Text excerpt =>
* * * * *

Published in final edited form as:
PMCID: PMC2239008
NIHMSID: NIHMS38318

Cutting Edge: CD4+ T Cell Control of CD8+ T Cell Reactivity to a Model Tumor Antigen

Abstract

Neoantigens resulting from the inherent genomic instability of tumor cells generally do not trigger immune recognition. Similarly, transfection of tumors with model Ags often fails to elicit CD8+ T cell responses or alter a tumor's growth rate or lethality. We report here that the adoptive transfer of activated Th1-type CD4+ T cells specific for a model tumor Ag results in the de novo generation of CD8+ T cells with specificity to that Ag and concomitant tumor destruction. The anti-tumor effects of the CD4+ T cells required the presence of both MHC class I and class II on host cells, as evidenced by experiments in knockout mice, suggesting that CD4+ T cells enhanced the ability of host APC to activate endogenous CD8+ T cells. These results indicate that the apparent inability of tumor cells expressing highly immunogenic epitopes to activate tumor-specific CD8+ T cells can be altered by activated CD4+ T cells.

Most tumor cells are characterized by genetic instability, which results in deletions and additions to the tumor genome (1) and leads to the generation of new tumor Ags. These neoantigens often fail to elicit immune recognition and tumor destruction. In mouse models, tumor cells have been transfected with genes encoding a variety of highly immunogenic Ags with no change in the tumor's growth rate or lethality. These Ags include OVA (2), glycoprotein from lymphocytic choriomeningitis virus (3), nucleoprotein (4), and hemagglutinin (5) from influenza A virus and β-galactosidase (β-gal)2 from Escherichia coli (6).

CD8+ T cells have long been thought to play a central role as immune effectors in the tumor setting. However, while LacZ-transfected tumor cell lines can be recognized by β-gal-specific CD8+ T cells, they do not elicit β-gal-specific CD8+ T cells. Why is this the case? β-Gal is large (1023 aa) and contains many potential immunogenic epitopes. Ag-specific cytolytic responses are efficiently elicited after immunization of mice with a variety of different recombinant viruses encoding LacZ (7).

CD4+ T cells may serve to control the activation and persistence of the CD8+ T cell response, because they play a major role in the induction of autoimmune disease and in the orchestration of anti-viral immunity (8-11). CD8+ T cells specific for viral Ags have been found to be inhibited under conditions in which CD4+ T cell help was lacking (12). To explore the impact of CD4+ T cells on Ag-specific CD8+ T cells in the tumor setting, we generated a β-gal-specific, IL-2-secreting, Th1-type CD4+ T cell clone, B12, and used a LacZ-transduced tumor, WP4.β-gal, as a target. Using this experimental system, we address the question: What are the effects of Ag-specific CD4+ T cells on the function of endogenous, Ag-specific CD8+ T cells?

* * * * *

Records =>
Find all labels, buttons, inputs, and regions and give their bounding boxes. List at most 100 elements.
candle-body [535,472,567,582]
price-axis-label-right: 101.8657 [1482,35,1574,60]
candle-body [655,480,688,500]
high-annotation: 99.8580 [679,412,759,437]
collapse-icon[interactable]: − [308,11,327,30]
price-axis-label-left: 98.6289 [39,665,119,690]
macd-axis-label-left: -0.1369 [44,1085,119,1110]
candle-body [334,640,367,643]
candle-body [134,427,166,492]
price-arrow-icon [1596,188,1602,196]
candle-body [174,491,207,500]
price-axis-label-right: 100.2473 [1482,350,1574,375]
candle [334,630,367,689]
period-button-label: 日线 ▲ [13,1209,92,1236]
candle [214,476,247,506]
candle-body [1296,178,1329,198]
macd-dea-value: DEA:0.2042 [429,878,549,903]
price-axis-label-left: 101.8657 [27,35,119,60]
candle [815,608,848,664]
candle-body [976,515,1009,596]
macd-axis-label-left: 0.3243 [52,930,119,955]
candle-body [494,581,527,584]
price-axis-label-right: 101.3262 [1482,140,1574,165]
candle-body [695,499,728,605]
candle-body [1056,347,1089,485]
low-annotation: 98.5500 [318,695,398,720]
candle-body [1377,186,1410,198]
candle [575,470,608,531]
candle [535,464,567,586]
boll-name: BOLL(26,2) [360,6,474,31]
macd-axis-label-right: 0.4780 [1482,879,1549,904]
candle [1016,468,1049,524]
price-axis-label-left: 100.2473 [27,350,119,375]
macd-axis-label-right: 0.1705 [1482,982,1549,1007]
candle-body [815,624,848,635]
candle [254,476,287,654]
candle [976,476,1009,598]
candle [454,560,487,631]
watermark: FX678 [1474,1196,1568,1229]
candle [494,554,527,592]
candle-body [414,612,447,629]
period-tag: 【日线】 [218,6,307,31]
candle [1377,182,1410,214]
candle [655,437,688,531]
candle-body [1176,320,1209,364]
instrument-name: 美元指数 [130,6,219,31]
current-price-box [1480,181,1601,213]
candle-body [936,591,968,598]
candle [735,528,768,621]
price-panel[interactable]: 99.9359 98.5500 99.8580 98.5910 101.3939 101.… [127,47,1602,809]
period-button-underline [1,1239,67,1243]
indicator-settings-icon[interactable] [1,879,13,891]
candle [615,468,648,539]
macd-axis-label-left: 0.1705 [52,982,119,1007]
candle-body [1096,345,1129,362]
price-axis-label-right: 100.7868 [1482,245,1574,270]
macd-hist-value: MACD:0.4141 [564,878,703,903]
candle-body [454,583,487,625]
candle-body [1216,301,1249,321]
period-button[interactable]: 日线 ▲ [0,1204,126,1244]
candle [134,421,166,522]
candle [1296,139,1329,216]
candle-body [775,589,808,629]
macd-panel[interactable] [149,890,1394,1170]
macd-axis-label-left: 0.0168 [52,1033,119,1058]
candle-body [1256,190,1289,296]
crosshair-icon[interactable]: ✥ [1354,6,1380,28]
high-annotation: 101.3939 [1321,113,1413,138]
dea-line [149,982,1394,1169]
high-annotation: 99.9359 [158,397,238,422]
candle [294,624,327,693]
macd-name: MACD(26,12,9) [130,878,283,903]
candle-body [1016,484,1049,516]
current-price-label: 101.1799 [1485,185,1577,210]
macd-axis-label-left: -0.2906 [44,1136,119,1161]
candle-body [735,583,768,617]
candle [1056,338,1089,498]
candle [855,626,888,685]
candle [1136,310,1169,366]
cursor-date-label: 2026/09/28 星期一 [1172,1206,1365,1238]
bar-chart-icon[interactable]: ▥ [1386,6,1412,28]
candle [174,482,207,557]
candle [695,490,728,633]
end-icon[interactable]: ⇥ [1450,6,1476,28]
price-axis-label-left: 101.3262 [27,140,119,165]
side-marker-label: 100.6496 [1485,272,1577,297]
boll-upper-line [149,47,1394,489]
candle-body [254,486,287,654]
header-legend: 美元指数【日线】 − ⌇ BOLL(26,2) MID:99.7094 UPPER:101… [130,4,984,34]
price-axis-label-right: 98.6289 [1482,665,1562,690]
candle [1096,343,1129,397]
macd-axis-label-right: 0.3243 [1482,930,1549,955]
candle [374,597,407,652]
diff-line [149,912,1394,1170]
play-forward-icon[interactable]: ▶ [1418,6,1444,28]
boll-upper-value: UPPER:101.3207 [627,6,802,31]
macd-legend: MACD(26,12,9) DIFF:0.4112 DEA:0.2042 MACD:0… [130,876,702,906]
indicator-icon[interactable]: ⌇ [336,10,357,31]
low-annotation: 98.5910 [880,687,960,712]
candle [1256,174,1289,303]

* * * * *

Brief A =>
Answer these questions about the tumor antigen excerpt:
(i) How many amino acids long is β-gal?
(ii) What name was given to the β-gal-specific, Th1-type CD4+ T cell clone?
(iii) Which LacZ-transduced tumor served as the target?
Brief B =>
Can you repeat everything in the tumor antigen excerpt from "CD8+ T cells have" down to "encoding LacZ (7).", word for word?

Final answer A =>
(i) 1023 amino acids
(ii) B12
(iii) WP4.β-gal

Final answer B =>
CD8+ T cells have long been thought to play a central role as immune effectors in the tumor setting. However, while LacZ-transfected tumor cell lines can be recognized by β-gal-specific CD8+ T cells, they do not elicit β-gal-specific CD8+ T cells. Why is this the case? β-Gal is large (1023 aa) and contains many potential immunogenic epitopes. Ag-specific cytolytic responses are efficiently elicited after immunization of mice with a variety of different recombinant viruses encoding LacZ (7).